*What you are asked to do*: Sift the material for lines containing "kost", and return them.
>> begin Input material
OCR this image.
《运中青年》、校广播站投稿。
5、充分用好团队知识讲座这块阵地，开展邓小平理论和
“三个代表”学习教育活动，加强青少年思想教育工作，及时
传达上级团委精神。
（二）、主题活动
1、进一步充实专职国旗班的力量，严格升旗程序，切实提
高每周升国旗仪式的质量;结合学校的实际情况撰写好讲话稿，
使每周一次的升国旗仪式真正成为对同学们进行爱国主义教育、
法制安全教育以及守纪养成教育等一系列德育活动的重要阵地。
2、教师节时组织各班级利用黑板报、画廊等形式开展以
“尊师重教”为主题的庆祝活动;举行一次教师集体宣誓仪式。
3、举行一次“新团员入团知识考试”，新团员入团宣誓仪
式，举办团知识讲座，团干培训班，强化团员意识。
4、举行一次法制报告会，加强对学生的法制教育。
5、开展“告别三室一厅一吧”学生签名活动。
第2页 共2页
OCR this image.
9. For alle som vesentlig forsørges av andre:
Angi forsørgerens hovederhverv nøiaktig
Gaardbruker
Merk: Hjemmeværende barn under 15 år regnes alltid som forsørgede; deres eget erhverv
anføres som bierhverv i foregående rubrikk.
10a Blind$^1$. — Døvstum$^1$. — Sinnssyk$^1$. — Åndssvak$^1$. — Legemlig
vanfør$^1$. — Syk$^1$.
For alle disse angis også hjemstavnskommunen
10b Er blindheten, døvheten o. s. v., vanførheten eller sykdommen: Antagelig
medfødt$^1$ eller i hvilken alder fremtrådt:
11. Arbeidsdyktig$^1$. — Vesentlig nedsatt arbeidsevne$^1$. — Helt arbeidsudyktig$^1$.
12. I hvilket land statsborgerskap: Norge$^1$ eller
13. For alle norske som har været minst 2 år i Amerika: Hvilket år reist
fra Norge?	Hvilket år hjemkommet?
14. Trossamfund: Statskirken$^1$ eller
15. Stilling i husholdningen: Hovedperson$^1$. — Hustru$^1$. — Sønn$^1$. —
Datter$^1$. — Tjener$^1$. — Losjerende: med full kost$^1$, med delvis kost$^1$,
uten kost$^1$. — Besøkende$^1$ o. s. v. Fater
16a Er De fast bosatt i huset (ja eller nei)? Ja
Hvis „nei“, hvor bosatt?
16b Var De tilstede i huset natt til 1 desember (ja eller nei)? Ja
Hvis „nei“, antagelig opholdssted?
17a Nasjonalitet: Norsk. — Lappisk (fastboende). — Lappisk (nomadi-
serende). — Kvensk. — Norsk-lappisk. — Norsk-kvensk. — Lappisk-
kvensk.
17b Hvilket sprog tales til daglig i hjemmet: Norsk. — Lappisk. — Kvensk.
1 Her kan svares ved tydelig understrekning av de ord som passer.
>> end Input material
*Result below*:
Datter$^1$. — Tjener$^1$. — Losjerende: med full kost$^1$, med delvis kost$^1$,
uten kost$^1$. — Besøkende$^1$ o. s. v. Fater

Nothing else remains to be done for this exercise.